Dataset records:
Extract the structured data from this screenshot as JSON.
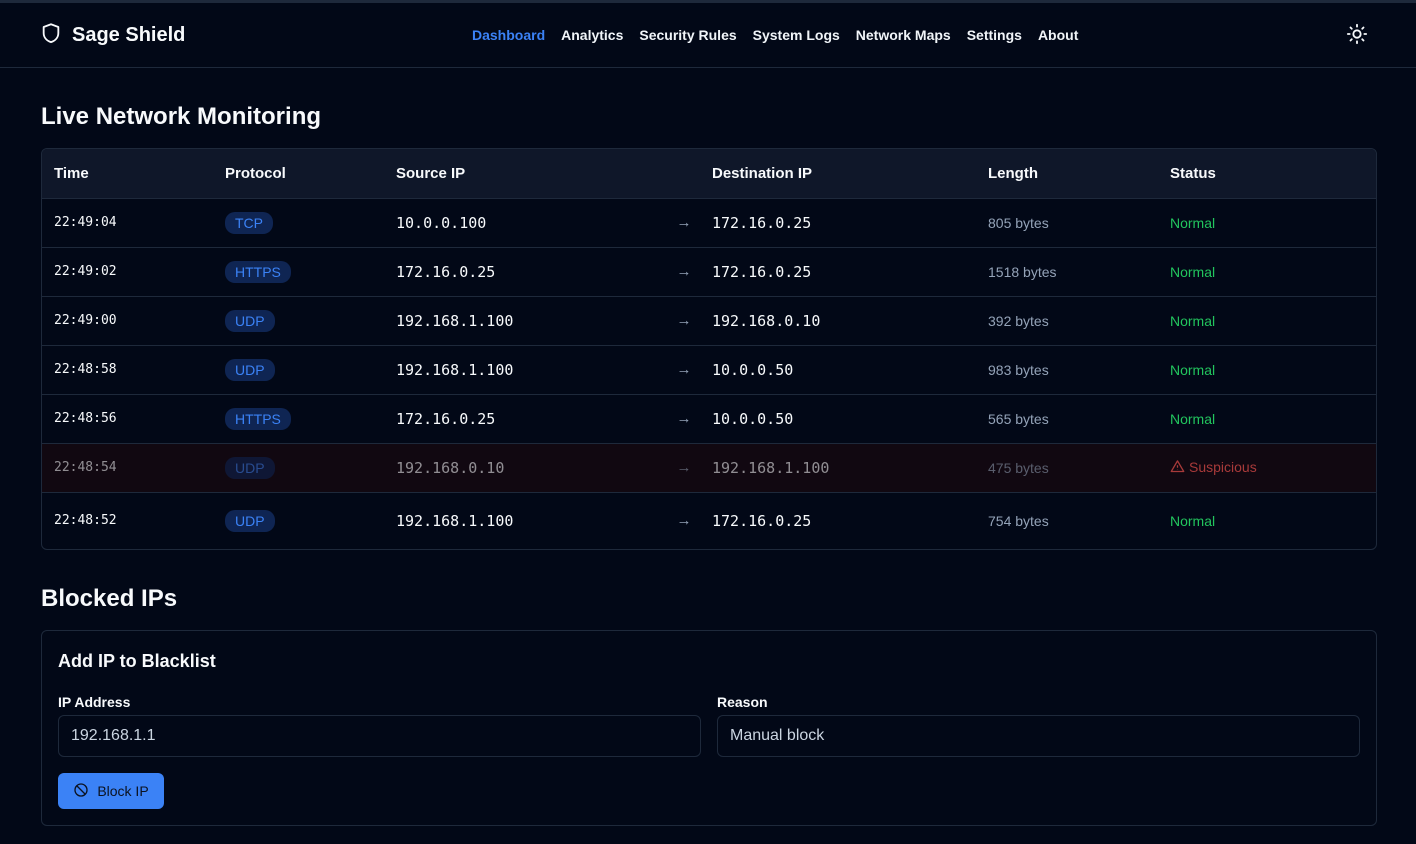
{
  "app": {
    "name": "Sage Shield",
    "brand_icon": "shield-icon",
    "theme_icon": "sun-icon"
  },
  "nav": {
    "items": [
      {
        "label": "Dashboard",
        "active": true
      },
      {
        "label": "Analytics",
        "active": false
      },
      {
        "label": "Security Rules",
        "active": false
      },
      {
        "label": "System Logs",
        "active": false
      },
      {
        "label": "Network Maps",
        "active": false
      },
      {
        "label": "Settings",
        "active": false
      },
      {
        "label": "About",
        "active": false
      }
    ]
  },
  "monitoring": {
    "title": "Live Network Monitoring",
    "columns": [
      "Time",
      "Protocol",
      "Source IP",
      "Destination IP",
      "Length",
      "Status"
    ],
    "rows": [
      {
        "time": "22:49:04",
        "protocol": "TCP",
        "source": "10.0.0.100",
        "destination": "172.16.0.25",
        "length": "805 bytes",
        "status": "Normal"
      },
      {
        "time": "22:49:02",
        "protocol": "HTTPS",
        "source": "172.16.0.25",
        "destination": "172.16.0.25",
        "length": "1518 bytes",
        "status": "Normal"
      },
      {
        "time": "22:49:00",
        "protocol": "UDP",
        "source": "192.168.1.100",
        "destination": "192.168.0.10",
        "length": "392 bytes",
        "status": "Normal"
      },
      {
        "time": "22:48:58",
        "protocol": "UDP",
        "source": "192.168.1.100",
        "destination": "10.0.0.50",
        "length": "983 bytes",
        "status": "Normal"
      },
      {
        "time": "22:48:56",
        "protocol": "HTTPS",
        "source": "172.16.0.25",
        "destination": "10.0.0.50",
        "length": "565 bytes",
        "status": "Normal"
      },
      {
        "time": "22:48:54",
        "protocol": "UDP",
        "source": "192.168.0.10",
        "destination": "192.168.1.100",
        "length": "475 bytes",
        "status": "Suspicious"
      },
      {
        "time": "22:48:52",
        "protocol": "UDP",
        "source": "192.168.1.100",
        "destination": "172.16.0.25",
        "length": "754 bytes",
        "status": "Normal"
      }
    ]
  },
  "blocked": {
    "title": "Blocked IPs",
    "card_title": "Add IP to Blacklist",
    "ip_label": "IP Address",
    "ip_placeholder": "192.168.1.1",
    "reason_label": "Reason",
    "reason_placeholder": "Manual block",
    "button_label": "Block IP",
    "button_icon": "ban-icon"
  },
  "colors": {
    "background": "#020817",
    "accent": "#3b82f6",
    "normal": "#22c55e",
    "suspicious": "#a83a3a"
  }
}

Short task: Copy out all the data exactly; skip the pictures.

Answer to this problem:
Extract the structured data from this screenshot as JSON.
{
  "app": {
    "name": "Sage Shield",
    "brand_icon": "shield-icon",
    "theme_icon": "sun-icon"
  },
  "nav": {
    "items": [
      {
        "label": "Dashboard",
        "active": true
      },
      {
        "label": "Analytics",
        "active": false
      },
      {
        "label": "Security Rules",
        "active": false
      },
      {
        "label": "System Logs",
        "active": false
      },
      {
        "label": "Network Maps",
        "active": false
      },
      {
        "label": "Settings",
        "active": false
      },
      {
        "label": "About",
        "active": false
      }
    ]
  },
  "monitoring": {
    "title": "Live Network Monitoring",
    "columns": [
      "Time",
      "Protocol",
      "Source IP",
      "Destination IP",
      "Length",
      "Status"
    ],
    "rows": [
      {
        "time": "22:49:04",
        "protocol": "TCP",
        "source": "10.0.0.100",
        "destination": "172.16.0.25",
        "length": "805 bytes",
        "status": "Normal"
      },
      {
        "time": "22:49:02",
        "protocol": "HTTPS",
        "source": "172.16.0.25",
        "destination": "172.16.0.25",
        "length": "1518 bytes",
        "status": "Normal"
      },
      {
        "time": "22:49:00",
        "protocol": "UDP",
        "source": "192.168.1.100",
        "destination": "192.168.0.10",
        "length": "392 bytes",
        "status": "Normal"
      },
      {
        "time": "22:48:58",
        "protocol": "UDP",
        "source": "192.168.1.100",
        "destination": "10.0.0.50",
        "length": "983 bytes",
        "status": "Normal"
      },
      {
        "time": "22:48:56",
        "protocol": "HTTPS",
        "source": "172.16.0.25",
        "destination": "10.0.0.50",
        "length": "565 bytes",
        "status": "Normal"
      },
      {
        "time": "22:48:54",
        "protocol": "UDP",
        "source": "192.168.0.10",
        "destination": "192.168.1.100",
        "length": "475 bytes",
        "status": "Suspicious"
      },
      {
        "time": "22:48:52",
        "protocol": "UDP",
        "source": "192.168.1.100",
        "destination": "172.16.0.25",
        "length": "754 bytes",
        "status": "Normal"
      }
    ]
  },
  "blocked": {
    "title": "Blocked IPs",
    "card_title": "Add IP to Blacklist",
    "ip_label": "IP Address",
    "ip_placeholder": "192.168.1.1",
    "reason_label": "Reason",
    "reason_placeholder": "Manual block",
    "button_label": "Block IP",
    "button_icon": "ban-icon"
  },
  "colors": {
    "background": "#020817",
    "accent": "#3b82f6",
    "normal": "#22c55e",
    "suspicious": "#a83a3a"
  }
}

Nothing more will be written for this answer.